◆ **EXERCISE PROMPT**: Give every line of the data below as a JSON list of strings, one string per line, with blank lines left out. Don't include the pictures.

◆ **THE INPUT**:
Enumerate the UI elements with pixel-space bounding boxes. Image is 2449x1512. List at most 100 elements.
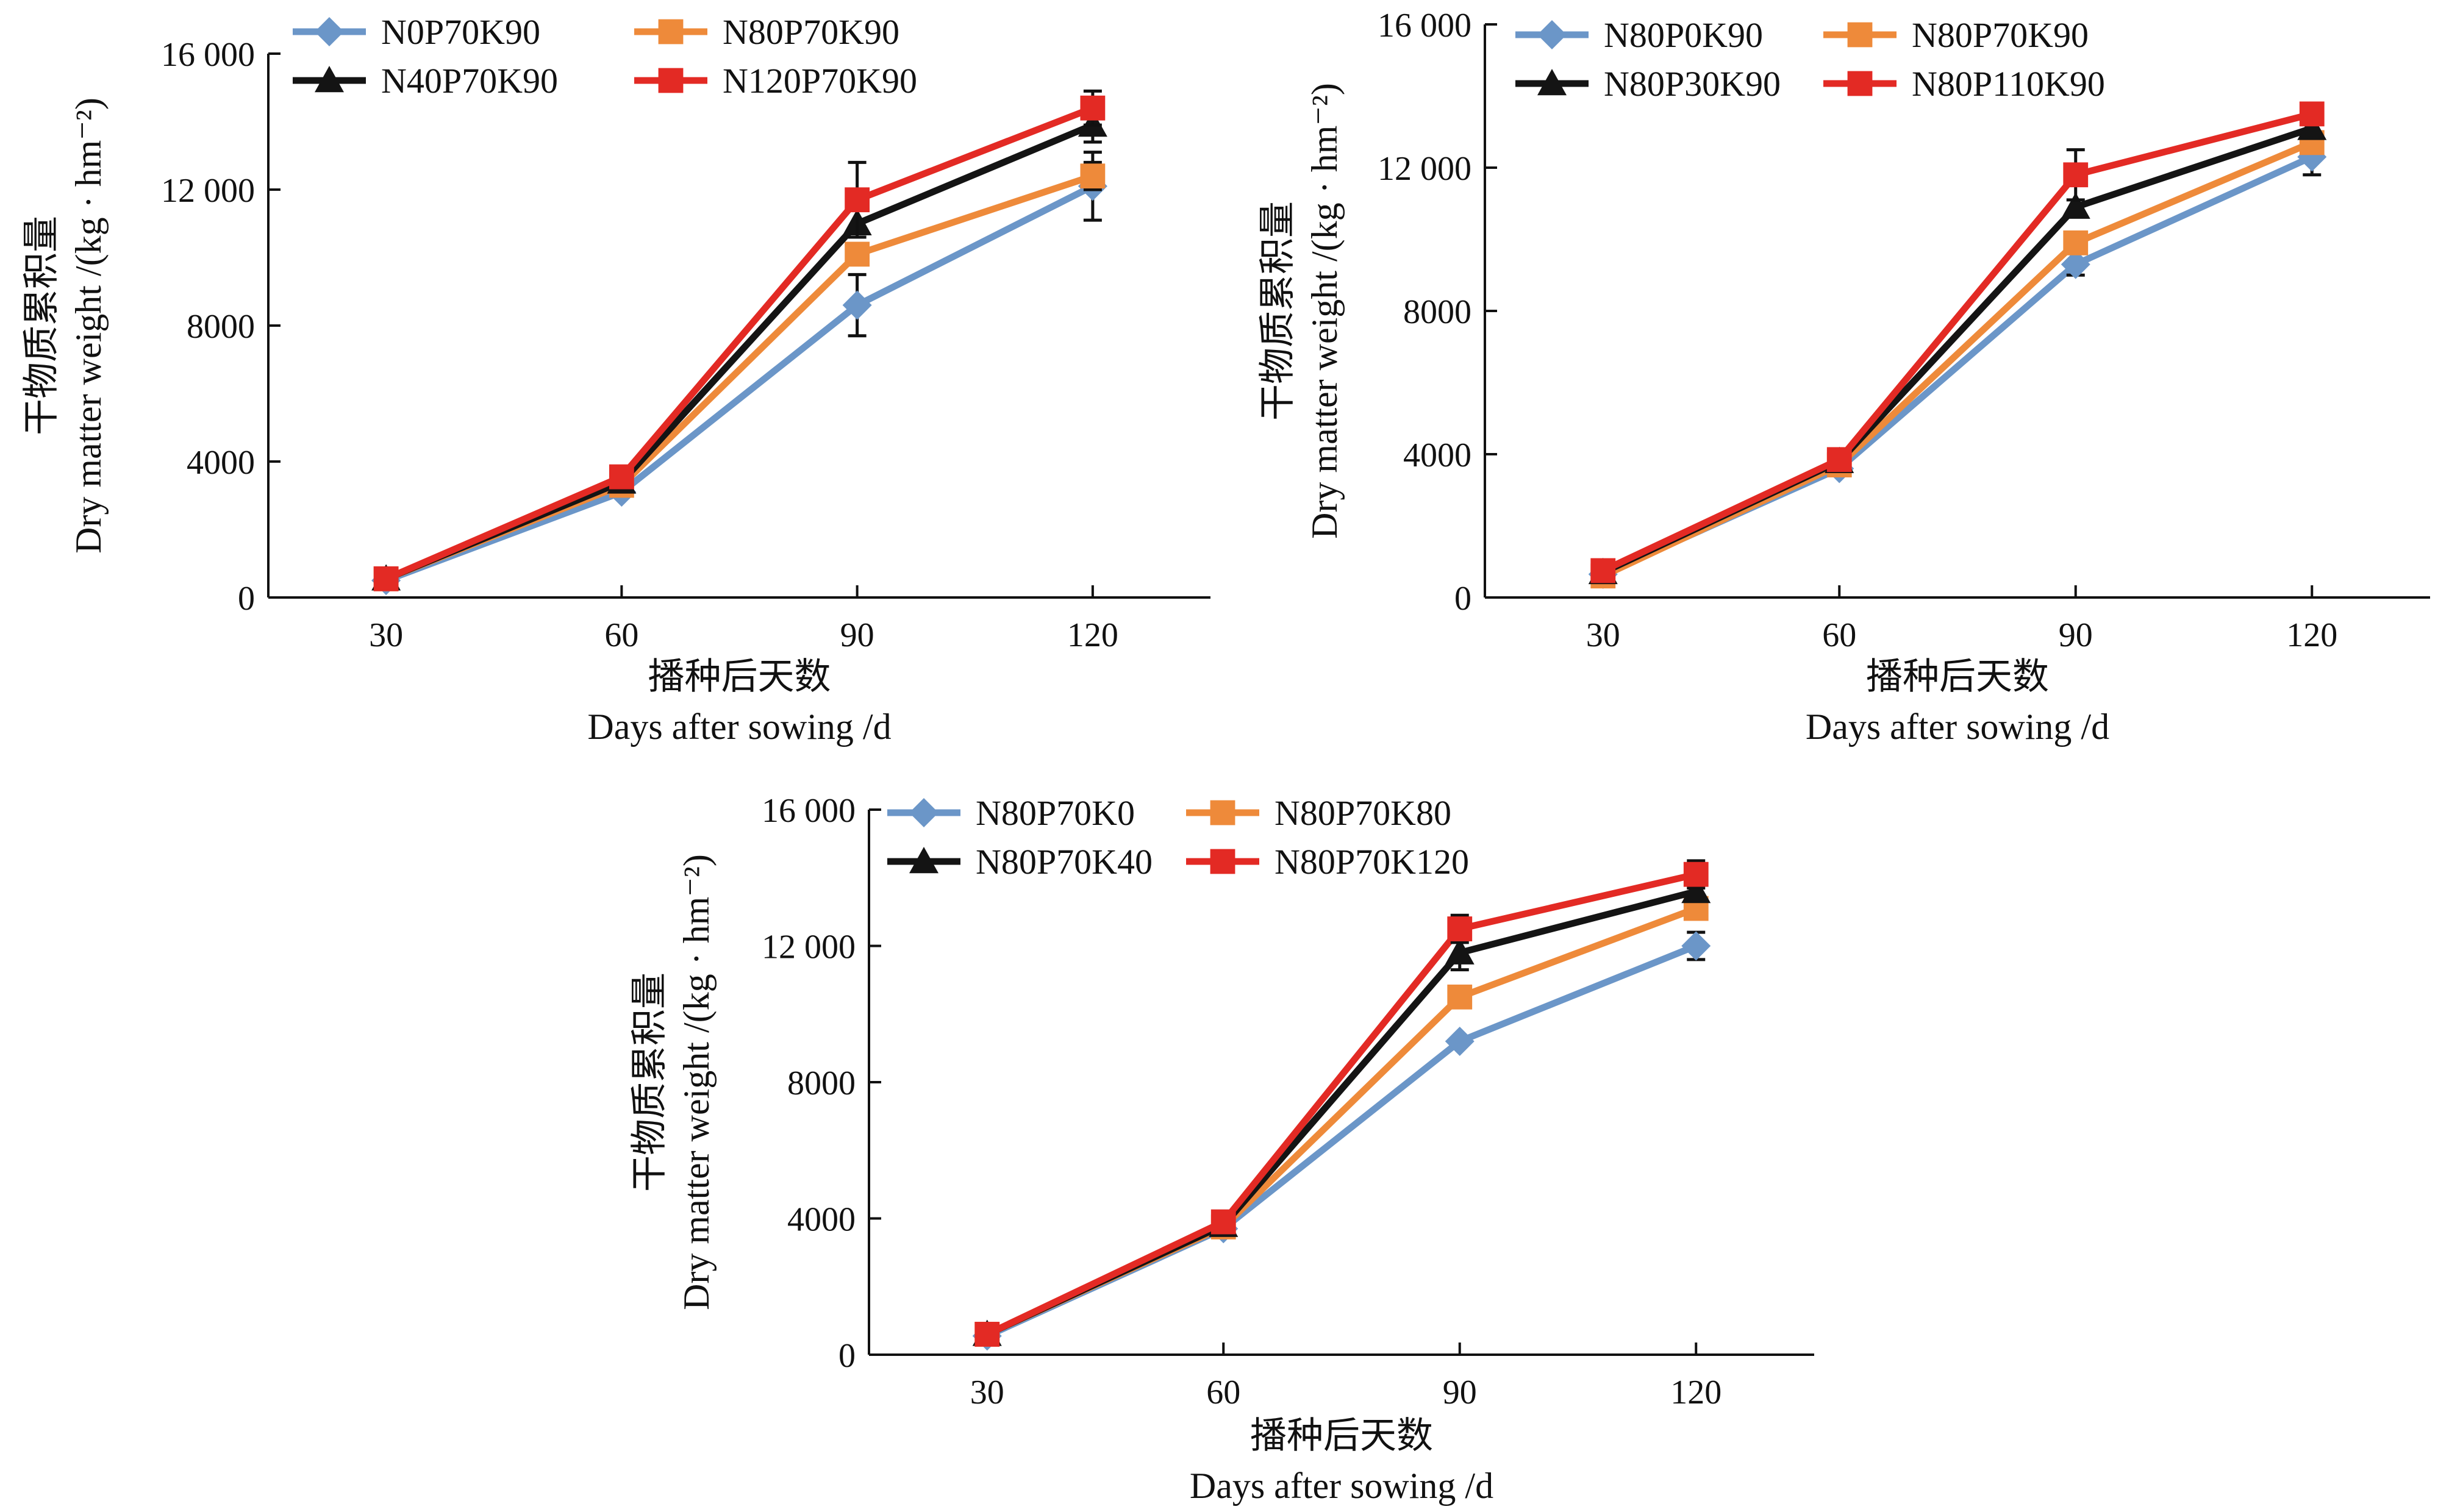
series-N80P0K90 (1588, 137, 2327, 589)
legend-marker (1537, 69, 1567, 96)
series-N120P70K90 (373, 89, 1106, 591)
y-tick-label: 12 000 (161, 172, 255, 210)
y-axis-title-cn: 干物质累积量 (21, 216, 62, 435)
legend-entry: N120P70K90 (634, 61, 917, 101)
x-tick-label: 90 (2059, 616, 2093, 654)
legend-entry: N80P30K90 (1515, 64, 1781, 104)
data-point (1447, 984, 1473, 1010)
legend-label: N40P70K90 (381, 61, 558, 101)
data-point (1080, 95, 1106, 121)
x-axis-title-cn: 播种后天数 (1866, 657, 2049, 697)
legend-label: N80P70K40 (976, 842, 1153, 882)
x-tick-label: 60 (1206, 1374, 1240, 1411)
x-tick-label: 120 (1067, 616, 1118, 654)
series-N80P70K90 (373, 160, 1106, 591)
legend-entry: N80P70K90 (634, 12, 899, 52)
chart-2: 0 4000 8000 12 000 16 000 30 60 90 120 播种后天数 Days … (1257, 7, 2430, 747)
data-point (1080, 163, 1106, 189)
y-tick-label: 16 000 (1378, 7, 1471, 45)
data-point (1445, 938, 1475, 965)
x-tick-label: 60 (604, 616, 638, 654)
legend-marker (658, 19, 684, 45)
y-tick-label: 8000 (1403, 293, 1471, 331)
legend-entry: N80P0K90 (1515, 15, 1763, 55)
series-line (1601, 110, 2313, 574)
chart-3: 0 4000 8000 12 000 16 000 30 60 90 120 播种后天数 Days … (629, 792, 1814, 1506)
y-axis-title-en: Dry matter weight /(kg · hm⁻²) (68, 98, 109, 554)
legend-label: N80P70K90 (723, 12, 899, 52)
y-tick-label: 4000 (187, 444, 255, 482)
y-tick-label: 0 (1454, 580, 1471, 618)
legend-entry: N40P70K90 (293, 61, 558, 101)
series-line (1601, 154, 2314, 577)
series-N80P70K80 (974, 896, 1709, 1347)
legend-entry: N80P70K80 (1186, 793, 1451, 833)
y-tick-label: 12 000 (1378, 150, 1471, 188)
data-point (842, 290, 872, 320)
x-tick-label: 120 (2286, 616, 2337, 654)
data-point (1590, 558, 1616, 583)
legend-marker (1210, 800, 1235, 826)
y-tick-label: 4000 (1403, 437, 1471, 474)
legend-label: N120P70K90 (723, 61, 917, 101)
legend-entry: N80P70K90 (1823, 15, 2089, 55)
y-tick-label: 12 000 (762, 929, 856, 966)
legend-entry: N80P70K0 (887, 793, 1135, 833)
x-tick-label: 30 (369, 616, 403, 654)
data-point (2297, 113, 2327, 140)
data-point (2061, 249, 2090, 279)
legend-label: N80P70K90 (1912, 15, 2089, 55)
data-point (2299, 101, 2325, 127)
series-line (985, 943, 1698, 1339)
series-N40P70K90 (371, 106, 1107, 591)
chart-1: 0 4000 8000 12 000 16 000 30 60 90 120 播种后天数 Days … (21, 12, 1210, 747)
data-point (1210, 1209, 1236, 1235)
legend-marker (1847, 71, 1873, 96)
data-point (1826, 447, 1852, 472)
y-tick-label: 0 (238, 580, 255, 618)
y-tick-label: 8000 (187, 308, 255, 346)
data-point (2063, 162, 2089, 188)
y-tick-label: 16 000 (762, 792, 856, 830)
data-point (2063, 230, 2089, 255)
data-point (609, 464, 634, 490)
x-tick-label: 60 (1822, 616, 1856, 654)
legend-label: N80P70K0 (976, 793, 1135, 833)
legend-label: N80P30K90 (1604, 64, 1781, 104)
legend-label: N80P110K90 (1912, 64, 2105, 104)
data-point (1681, 877, 1711, 904)
x-tick-label: 120 (1670, 1374, 1721, 1411)
legend-marker (315, 17, 344, 46)
x-axis-title-cn: 播种后天数 (1250, 1416, 1433, 1456)
data-point (373, 566, 399, 591)
legend-entry: N80P110K90 (1823, 64, 2105, 104)
y-axis-title-en: Dry matter weight /(kg · hm⁻²) (676, 854, 717, 1310)
x-tick-label: 30 (1586, 616, 1620, 654)
legend-label: N80P70K80 (1275, 793, 1451, 833)
legend-marker (315, 66, 344, 93)
series-line (985, 905, 1698, 1338)
data-point (845, 241, 870, 267)
legend-marker (1537, 20, 1567, 49)
data-point (1445, 1026, 1475, 1056)
x-axis-title-en: Days after sowing /d (1190, 1466, 1493, 1506)
series-line (985, 871, 1697, 1338)
legend-entry: N0P70K90 (293, 12, 540, 52)
series-line (384, 105, 1094, 582)
series-line (385, 122, 1094, 582)
series-N80P70K120 (974, 859, 1709, 1347)
x-tick-label: 90 (840, 616, 874, 654)
legend-marker (658, 68, 684, 93)
legend-marker (1847, 22, 1873, 48)
legend-marker (909, 847, 938, 874)
y-tick-label: 8000 (787, 1064, 856, 1102)
x-axis-title-en: Days after sowing /d (1806, 707, 2109, 747)
series-N80P110K90 (1590, 101, 2325, 583)
legend-label: N80P70K120 (1275, 842, 1469, 882)
data-point (845, 187, 870, 213)
x-axis-title-cn: 播种后天数 (648, 657, 831, 697)
data-point (1447, 916, 1473, 941)
y-tick-label: 0 (838, 1337, 856, 1375)
legend-marker (1210, 849, 1235, 874)
data-point (974, 1322, 1000, 1347)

◆ **EXERCISE SOLUTION**:
[
  "Enumerate the UI elements with pixel-space bounding boxes. Image is 2449x1512. List at most 100 elements.",
  "series-N80P0K90 (1588, 137, 2327, 589)",
  "legend-marker (1537, 69, 1567, 96)",
  "series-N120P70K90 (373, 89, 1106, 591)",
  "y-tick-label: 12 000 (161, 172, 255, 210)",
  "y-axis-title-cn: 干物质累积量 (21, 216, 62, 435)",
  "legend-entry: N120P70K90 (634, 61, 917, 101)",
  "x-tick-label: 90 (2059, 616, 2093, 654)",
  "legend-entry: N80P30K90 (1515, 64, 1781, 104)",
  "data-point (1447, 984, 1473, 1010)",
  "legend-label: N40P70K90 (381, 61, 558, 101)",
  "data-point (1080, 95, 1106, 121)",
  "x-axis-title-cn: 播种后天数 (1866, 657, 2049, 697)",
  "legend-label: N80P70K40 (976, 842, 1153, 882)",
  "x-tick-label: 60 (1206, 1374, 1240, 1411)",
  "x-tick-label: 120 (1067, 616, 1118, 654)",
  "series-N80P70K90 (373, 160, 1106, 591)",
  "legend-entry: N80P70K90 (634, 12, 899, 52)",
  "chart-2: 0 4000 8000 12 000 16 000 30 60 90 120 播种后天数 Days … (1257, 7, 2430, 747)",
  "data-point (1080, 163, 1106, 189)",
  "y-tick-label: 16 000 (1378, 7, 1471, 45)",
  "data-point (1445, 938, 1475, 965)",
  "x-tick-label: 60 (604, 616, 638, 654)",
  "legend-marker (658, 19, 684, 45)",
  "y-tick-label: 8000 (1403, 293, 1471, 331)",
  "legend-entry: N80P0K90 (1515, 15, 1763, 55)",
  "series-line (1601, 110, 2313, 574)",
  "chart-3: 0 4000 8000 12 000 16 000 30 60 90 120 播种后天数 Days … (629, 792, 1814, 1506)",
  "y-axis-title-en: Dry matter weight /(kg · hm⁻²) (68, 98, 109, 554)",
  "legend-label: N80P70K90 (723, 12, 899, 52)",
  "y-tick-label: 4000 (187, 444, 255, 482)",
  "y-tick-label: 0 (1454, 580, 1471, 618)",
  "legend-entry: N40P70K90 (293, 61, 558, 101)",
  "series-line (1601, 154, 2314, 577)",
  "series-N80P70K80 (974, 896, 1709, 1347)",
  "legend-entry: N80P70K80 (1186, 793, 1451, 833)",
  "y-tick-label: 12 000 (1378, 150, 1471, 188)",
  "data-point (842, 290, 872, 320)",
  "x-tick-label: 120 (2286, 616, 2337, 654)",
  "data-point (1590, 558, 1616, 583)",
  "legend-marker (1210, 800, 1235, 826)",
  "y-tick-label: 4000 (1403, 437, 1471, 474)",
  "legend-label: N120P70K90 (723, 61, 917, 101)",
  "legend-entry: N80P70K90 (1823, 15, 2089, 55)",
  "y-tick-label: 12 000 (762, 929, 856, 966)",
  "legend-entry: N80P70K0 (887, 793, 1135, 833)",
  "x-tick-label: 30 (369, 616, 403, 654)",
  "data-point (2297, 113, 2327, 140)",
  "data-point (2061, 249, 2090, 279)",
  "legend-label: N80P70K90 (1912, 15, 2089, 55)",
  "data-point (2299, 101, 2325, 127)",
  "series-line (985, 943, 1698, 1339)",
  "series-N40P70K90 (371, 106, 1107, 591)",
  "chart-1: 0 4000 8000 12 000 16 000 30 60 90 120 播种后天数 Days … (21, 12, 1210, 747)",
  "data-point (1210, 1209, 1236, 1235)",
  "legend-marker (1847, 71, 1873, 96)",
  "data-point (1826, 447, 1852, 472)",
  "y-tick-label: 0 (238, 580, 255, 618)",
  "y-tick-label: 8000 (187, 308, 255, 346)",
  "data-point (2063, 162, 2089, 188)",
  "y-tick-label: 16 000 (762, 792, 856, 830)",
  "data-point (2063, 230, 2089, 255)",
  "data-point (609, 464, 634, 490)",
  "x-tick-label: 60 (1822, 616, 1856, 654)",
  "legend-label: N80P70K0 (976, 793, 1135, 833)",
  "legend-label: N80P30K90 (1604, 64, 1781, 104)",
  "legend-label: N80P110K90 (1912, 64, 2105, 104)",
  "data-point (1681, 877, 1711, 904)",
  "x-tick-label: 120 (1670, 1374, 1721, 1411)",
  "legend-marker (315, 17, 344, 46)",
  "x-axis-title-cn: 播种后天数 (1250, 1416, 1433, 1456)",
  "data-point (373, 566, 399, 591)",
  "legend-entry: N80P110K90 (1823, 64, 2105, 104)",
  "y-axis-title-en: Dry matter weight /(kg · hm⁻²) (676, 854, 717, 1310)",
  "x-tick-label: 30 (1586, 616, 1620, 654)",
  "legend-label: N80P70K80 (1275, 793, 1451, 833)",
  "legend-marker (315, 66, 344, 93)",
  "series-line (985, 905, 1698, 1338)",
  "data-point (845, 241, 870, 267)",
  "legend-marker (1537, 20, 1567, 49)",
  "data-point (1445, 1026, 1475, 1056)",
  "x-axis-title-en: Days after sowing /d (1190, 1466, 1493, 1506)",
  "series-line (985, 871, 1697, 1338)",
  "legend-entry: N0P70K90 (293, 12, 540, 52)",
  "series-line (384, 105, 1094, 582)",
  "series-line (385, 122, 1094, 582)",
  "series-N80P70K120 (974, 859, 1709, 1347)",
  "x-tick-label: 90 (840, 616, 874, 654)",
  "legend-marker (658, 68, 684, 93)",
  "legend-marker (1847, 22, 1873, 48)",
  "legend-marker (909, 847, 938, 874)",
  "y-tick-label: 8000 (787, 1064, 856, 1102)",
  "x-axis-title-en: Days after sowing /d (1806, 707, 2109, 747)",
  "series-N80P110K90 (1590, 101, 2325, 583)",
  "legend-label: N80P70K120 (1275, 842, 1469, 882)",
  "data-point (845, 187, 870, 213)",
  "x-axis-title-cn: 播种后天数 (648, 657, 831, 697)",
  "data-point (1447, 916, 1473, 941)",
  "y-tick-label: 0 (838, 1337, 856, 1375)",
  "legend-marker (1210, 849, 1235, 874)",
  "data-point (974, 1322, 1000, 1347)"
]